- _Problem_
Report how many lines of the entries below contain the word "atención", and nothing more.

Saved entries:
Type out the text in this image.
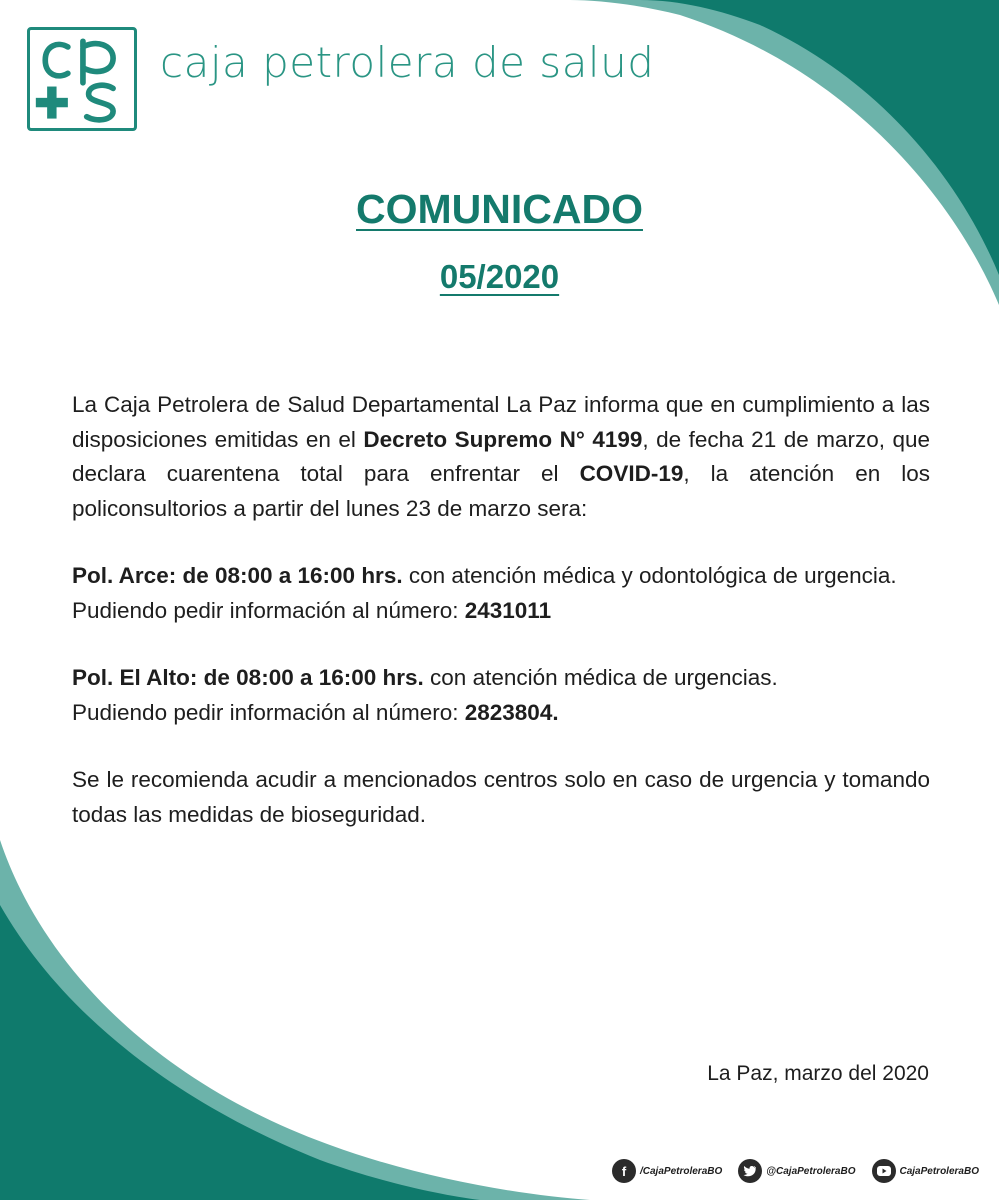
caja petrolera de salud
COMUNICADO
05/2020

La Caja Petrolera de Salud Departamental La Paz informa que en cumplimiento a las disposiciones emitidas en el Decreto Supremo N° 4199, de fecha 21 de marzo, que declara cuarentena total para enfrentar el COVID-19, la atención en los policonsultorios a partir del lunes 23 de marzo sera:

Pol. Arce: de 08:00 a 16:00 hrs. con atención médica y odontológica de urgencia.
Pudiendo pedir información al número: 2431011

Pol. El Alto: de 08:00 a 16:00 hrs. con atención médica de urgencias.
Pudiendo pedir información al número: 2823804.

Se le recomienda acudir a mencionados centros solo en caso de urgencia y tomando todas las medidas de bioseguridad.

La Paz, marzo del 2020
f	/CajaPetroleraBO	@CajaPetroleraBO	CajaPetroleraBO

...

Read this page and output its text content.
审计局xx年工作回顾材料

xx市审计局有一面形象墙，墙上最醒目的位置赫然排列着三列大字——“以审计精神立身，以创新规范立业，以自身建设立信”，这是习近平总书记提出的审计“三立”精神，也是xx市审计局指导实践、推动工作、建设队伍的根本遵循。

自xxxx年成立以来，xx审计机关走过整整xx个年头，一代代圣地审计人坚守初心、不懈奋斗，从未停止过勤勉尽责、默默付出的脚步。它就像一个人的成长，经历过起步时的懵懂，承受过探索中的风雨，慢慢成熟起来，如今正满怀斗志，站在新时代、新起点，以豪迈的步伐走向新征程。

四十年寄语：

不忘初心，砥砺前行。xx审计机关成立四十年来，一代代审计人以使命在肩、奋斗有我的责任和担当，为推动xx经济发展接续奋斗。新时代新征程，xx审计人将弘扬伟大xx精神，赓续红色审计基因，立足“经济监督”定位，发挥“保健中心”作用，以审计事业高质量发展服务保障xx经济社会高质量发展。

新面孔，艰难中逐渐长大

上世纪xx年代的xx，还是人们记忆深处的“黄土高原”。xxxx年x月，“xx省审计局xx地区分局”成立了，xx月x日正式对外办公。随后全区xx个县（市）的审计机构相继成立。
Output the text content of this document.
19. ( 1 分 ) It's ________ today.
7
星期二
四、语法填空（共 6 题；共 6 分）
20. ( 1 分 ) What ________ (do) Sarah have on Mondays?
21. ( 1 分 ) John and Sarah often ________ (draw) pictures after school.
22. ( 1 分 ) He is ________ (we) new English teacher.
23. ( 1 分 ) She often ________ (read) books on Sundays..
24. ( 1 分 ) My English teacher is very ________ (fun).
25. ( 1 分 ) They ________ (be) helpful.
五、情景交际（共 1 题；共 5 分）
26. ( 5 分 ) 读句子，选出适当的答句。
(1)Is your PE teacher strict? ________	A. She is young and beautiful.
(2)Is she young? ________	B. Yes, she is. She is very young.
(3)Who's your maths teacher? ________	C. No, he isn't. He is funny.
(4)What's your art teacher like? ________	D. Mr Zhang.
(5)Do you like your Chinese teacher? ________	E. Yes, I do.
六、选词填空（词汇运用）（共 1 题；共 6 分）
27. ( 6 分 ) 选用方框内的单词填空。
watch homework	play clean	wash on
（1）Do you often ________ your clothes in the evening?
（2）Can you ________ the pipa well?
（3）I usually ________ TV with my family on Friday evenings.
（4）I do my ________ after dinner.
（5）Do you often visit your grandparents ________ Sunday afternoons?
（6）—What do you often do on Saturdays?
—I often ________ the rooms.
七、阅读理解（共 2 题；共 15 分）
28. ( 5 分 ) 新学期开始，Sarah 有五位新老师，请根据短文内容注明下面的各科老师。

- _Finished task_
3